_INSTRUCTIONS TO FOLLOW_. Write the records out again, keeping each line exactly as it is.

_DATA ENTRIES_.

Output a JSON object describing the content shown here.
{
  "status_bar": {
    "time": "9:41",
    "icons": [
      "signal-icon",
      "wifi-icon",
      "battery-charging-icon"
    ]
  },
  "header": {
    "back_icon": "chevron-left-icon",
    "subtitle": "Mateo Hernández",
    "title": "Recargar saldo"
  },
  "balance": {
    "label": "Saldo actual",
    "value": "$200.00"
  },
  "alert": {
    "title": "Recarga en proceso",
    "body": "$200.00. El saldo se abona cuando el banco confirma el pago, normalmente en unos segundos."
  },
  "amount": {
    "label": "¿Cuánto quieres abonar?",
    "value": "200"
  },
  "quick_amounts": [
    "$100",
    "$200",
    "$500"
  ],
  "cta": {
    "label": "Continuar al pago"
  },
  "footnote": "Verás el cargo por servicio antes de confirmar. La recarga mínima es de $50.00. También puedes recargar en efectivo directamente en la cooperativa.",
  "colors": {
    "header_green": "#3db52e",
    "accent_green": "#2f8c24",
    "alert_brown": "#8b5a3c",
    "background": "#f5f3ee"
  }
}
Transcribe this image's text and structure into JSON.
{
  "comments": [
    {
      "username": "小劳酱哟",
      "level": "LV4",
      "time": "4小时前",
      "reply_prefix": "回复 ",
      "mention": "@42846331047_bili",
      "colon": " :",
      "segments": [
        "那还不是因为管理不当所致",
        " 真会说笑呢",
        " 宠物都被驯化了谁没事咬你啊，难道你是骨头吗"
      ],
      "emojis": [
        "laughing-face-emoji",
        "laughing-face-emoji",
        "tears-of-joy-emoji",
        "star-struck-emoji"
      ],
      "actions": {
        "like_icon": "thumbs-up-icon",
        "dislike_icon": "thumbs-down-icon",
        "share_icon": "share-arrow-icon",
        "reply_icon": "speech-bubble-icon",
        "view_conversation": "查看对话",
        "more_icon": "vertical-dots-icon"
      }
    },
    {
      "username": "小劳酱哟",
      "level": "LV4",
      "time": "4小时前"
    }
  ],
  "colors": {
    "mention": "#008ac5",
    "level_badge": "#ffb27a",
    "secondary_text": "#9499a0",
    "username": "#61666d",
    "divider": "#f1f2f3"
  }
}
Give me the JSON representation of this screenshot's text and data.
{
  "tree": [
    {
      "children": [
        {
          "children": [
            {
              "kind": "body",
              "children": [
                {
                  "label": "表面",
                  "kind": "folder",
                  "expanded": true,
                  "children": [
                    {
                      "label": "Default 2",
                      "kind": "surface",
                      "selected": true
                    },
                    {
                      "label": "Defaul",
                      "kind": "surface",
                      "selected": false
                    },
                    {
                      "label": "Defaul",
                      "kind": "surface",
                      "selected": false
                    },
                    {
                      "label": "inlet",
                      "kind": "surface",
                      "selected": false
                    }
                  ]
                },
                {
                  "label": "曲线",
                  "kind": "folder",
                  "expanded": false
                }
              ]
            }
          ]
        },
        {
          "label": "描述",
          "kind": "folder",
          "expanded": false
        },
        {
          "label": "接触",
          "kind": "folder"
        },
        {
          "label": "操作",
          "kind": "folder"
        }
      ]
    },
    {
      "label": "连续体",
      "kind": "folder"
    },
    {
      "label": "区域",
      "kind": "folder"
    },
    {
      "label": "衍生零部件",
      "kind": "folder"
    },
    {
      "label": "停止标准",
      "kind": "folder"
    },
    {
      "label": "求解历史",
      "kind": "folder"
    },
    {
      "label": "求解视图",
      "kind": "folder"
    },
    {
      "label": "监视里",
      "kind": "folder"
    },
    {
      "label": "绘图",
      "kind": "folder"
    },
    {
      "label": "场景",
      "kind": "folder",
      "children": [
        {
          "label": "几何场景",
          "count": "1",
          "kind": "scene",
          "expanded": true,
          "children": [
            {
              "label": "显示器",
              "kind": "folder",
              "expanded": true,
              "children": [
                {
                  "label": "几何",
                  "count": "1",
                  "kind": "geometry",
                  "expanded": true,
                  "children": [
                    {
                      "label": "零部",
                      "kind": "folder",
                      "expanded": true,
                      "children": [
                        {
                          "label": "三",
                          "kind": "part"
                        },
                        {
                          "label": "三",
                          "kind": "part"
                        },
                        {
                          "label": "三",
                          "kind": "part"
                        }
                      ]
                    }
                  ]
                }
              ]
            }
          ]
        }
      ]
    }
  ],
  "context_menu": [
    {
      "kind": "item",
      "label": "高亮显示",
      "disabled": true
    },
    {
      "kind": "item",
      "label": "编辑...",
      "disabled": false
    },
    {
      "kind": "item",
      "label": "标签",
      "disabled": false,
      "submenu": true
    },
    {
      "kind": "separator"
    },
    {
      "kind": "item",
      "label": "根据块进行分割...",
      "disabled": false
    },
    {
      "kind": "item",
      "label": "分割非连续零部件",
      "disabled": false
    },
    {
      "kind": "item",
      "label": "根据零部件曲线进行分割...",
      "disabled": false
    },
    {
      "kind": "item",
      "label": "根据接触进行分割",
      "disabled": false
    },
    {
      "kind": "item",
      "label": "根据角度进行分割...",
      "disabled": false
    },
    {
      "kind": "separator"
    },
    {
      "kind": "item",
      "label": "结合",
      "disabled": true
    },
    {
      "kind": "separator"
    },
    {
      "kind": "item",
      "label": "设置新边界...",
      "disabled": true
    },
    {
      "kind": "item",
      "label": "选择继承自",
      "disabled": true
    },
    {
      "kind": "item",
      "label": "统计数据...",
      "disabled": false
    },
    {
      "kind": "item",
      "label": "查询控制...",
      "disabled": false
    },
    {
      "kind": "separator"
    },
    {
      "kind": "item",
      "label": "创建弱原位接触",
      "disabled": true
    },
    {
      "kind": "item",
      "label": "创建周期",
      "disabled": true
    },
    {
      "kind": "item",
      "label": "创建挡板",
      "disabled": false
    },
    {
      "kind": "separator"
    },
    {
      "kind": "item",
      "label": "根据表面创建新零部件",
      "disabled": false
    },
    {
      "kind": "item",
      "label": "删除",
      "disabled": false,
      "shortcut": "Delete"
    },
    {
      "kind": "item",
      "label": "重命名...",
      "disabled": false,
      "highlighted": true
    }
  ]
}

_ANSWER TO THIS EXERCISE_.
Output a JSON object describing the content shown here.
{
  "status_bar": {
    "time": "9:41",
    "icons": [
      "signal-icon",
      "wifi-icon",
      "battery-charging-icon"
    ]
  },
  "header": {
    "back_icon": "chevron-left-icon",
    "subtitle": "Mateo Hernández",
    "title": "Recargar saldo"
  },
  "balance": {
    "label": "Saldo actual",
    "value": "$200.00"
  },
  "alert": {
    "title": "Recarga en proceso",
    "body": "$200.00. El saldo se abona cuando el banco confirma el pago, normalmente en unos segundos."
  },
  "amount": {
    "label": "¿Cuánto quieres abonar?",
    "value": "200"
  },
  "quick_amounts": [
    "$100",
    "$200",
    "$500"
  ],
  "cta": {
    "label": "Continuar al pago"
  },
  "footnote": "Verás el cargo por servicio antes de confirmar. La recarga mínima es de $50.00. También puedes recargar en efectivo directamente en la cooperativa.",
  "colors": {
    "header_green": "#3db52e",
    "accent_green": "#2f8c24",
    "alert_brown": "#8b5a3c",
    "background": "#f5f3ee"
  }
}
Transcribe this image's text and structure into JSON.
{
  "comments": [
    {
      "username": "小劳酱哟",
      "level": "LV4",
      "time": "4小时前",
      "reply_prefix": "回复 ",
      "mention": "@42846331047_bili",
      "colon": " :",
      "segments": [
        "那还不是因为管理不当所致",
        " 真会说笑呢",
        " 宠物都被驯化了谁没事咬你啊，难道你是骨头吗"
      ],
      "emojis": [
        "laughing-face-emoji",
        "laughing-face-emoji",
        "tears-of-joy-emoji",
        "star-struck-emoji"
      ],
      "actions": {
        "like_icon": "thumbs-up-icon",
        "dislike_icon": "thumbs-down-icon",
        "share_icon": "share-arrow-icon",
        "reply_icon": "speech-bubble-icon",
        "view_conversation": "查看对话",
        "more_icon": "vertical-dots-icon"
      }
    },
    {
      "username": "小劳酱哟",
      "level": "LV4",
      "time": "4小时前"
    }
  ],
  "colors": {
    "mention": "#008ac5",
    "level_badge": "#ffb27a",
    "secondary_text": "#9499a0",
    "username": "#61666d",
    "divider": "#f1f2f3"
  }
}
Give me the JSON representation of this screenshot's text and data.
{
  "tree": [
    {
      "children": [
        {
          "children": [
            {
              "kind": "body",
              "children": [
                {
                  "label": "表面",
                  "kind": "folder",
                  "expanded": true,
                  "children": [
                    {
                      "label": "Default 2",
                      "kind": "surface",
                      "selected": true
                    },
                    {
                      "label": "Defaul",
                      "kind": "surface",
                      "selected": false
                    },
                    {
                      "label": "Defaul",
                      "kind": "surface",
                      "selected": false
                    },
                    {
                      "label": "inlet",
                      "kind": "surface",
                      "selected": false
                    }
                  ]
                },
                {
                  "label": "曲线",
                  "kind": "folder",
                  "expanded": false
                }
              ]
            }
          ]
        },
        {
          "label": "描述",
          "kind": "folder",
          "expanded": false
        },
        {
          "label": "接触",
          "kind": "folder"
        },
        {
          "label": "操作",
          "kind": "folder"
        }
      ]
    },
    {
      "label": "连续体",
      "kind": "folder"
    },
    {
      "label": "区域",
      "kind": "folder"
    },
    {
      "label": "衍生零部件",
      "kind": "folder"
    },
    {
      "label": "停止标准",
      "kind": "folder"
    },
    {
      "label": "求解历史",
      "kind": "folder"
    },
    {
      "label": "求解视图",
      "kind": "folder"
    },
    {
      "label": "监视里",
      "kind": "folder"
    },
    {
      "label": "绘图",
      "kind": "folder"
    },
    {
      "label": "场景",
      "kind": "folder",
      "children": [
        {
          "label": "几何场景",
          "count": "1",
          "kind": "scene",
          "expanded": true,
          "children": [
            {
              "label": "显示器",
              "kind": "folder",
              "expanded": true,
              "children": [
                {
                  "label": "几何",
                  "count": "1",
                  "kind": "geometry",
                  "expanded": true,
                  "children": [
                    {
                      "label": "零部",
                      "kind": "folder",
                      "expanded": true,
                      "children": [
                        {
                          "label": "三",
                          "kind": "part"
                        },
                        {
                          "label": "三",
                          "kind": "part"
                        },
                        {
                          "label": "三",
                          "kind": "part"
                        }
                      ]
                    }
                  ]
                }
              ]
            }
          ]
        }
      ]
    }
  ],
  "context_menu": [
    {
      "kind": "item",
      "label": "高亮显示",
      "disabled": true
    },
    {
      "kind": "item",
      "label": "编辑...",
      "disabled": false
    },
    {
      "kind": "item",
      "label": "标签",
      "disabled": false,
      "submenu": true
    },
    {
      "kind": "separator"
    },
    {
      "kind": "item",
      "label": "根据块进行分割...",
      "disabled": false
    },
    {
      "kind": "item",
      "label": "分割非连续零部件",
      "disabled": false
    },
    {
      "kind": "item",
      "label": "根据零部件曲线进行分割...",
      "disabled": false
    },
    {
      "kind": "item",
      "label": "根据接触进行分割",
      "disabled": false
    },
    {
      "kind": "item",
      "label": "根据角度进行分割...",
      "disabled": false
    },
    {
      "kind": "separator"
    },
    {
      "kind": "item",
      "label": "结合",
      "disabled": true
    },
    {
      "kind": "separator"
    },
    {
      "kind": "item",
      "label": "设置新边界...",
      "disabled": true
    },
    {
      "kind": "item",
      "label": "选择继承自",
      "disabled": true
    },
    {
      "kind": "item",
      "label": "统计数据...",
      "disabled": false
    },
    {
      "kind": "item",
      "label": "查询控制...",
      "disabled": false
    },
    {
      "kind": "separator"
    },
    {
      "kind": "item",
      "label": "创建弱原位接触",
      "disabled": true
    },
    {
      "kind": "item",
      "label": "创建周期",
      "disabled": true
    },
    {
      "kind": "item",
      "label": "创建挡板",
      "disabled": false
    },
    {
      "kind": "separator"
    },
    {
      "kind": "item",
      "label": "根据表面创建新零部件",
      "disabled": false
    },
    {
      "kind": "item",
      "label": "删除",
      "disabled": false,
      "shortcut": "Delete"
    },
    {
      "kind": "item",
      "label": "重命名...",
      "disabled": false,
      "highlighted": true
    }
  ]
}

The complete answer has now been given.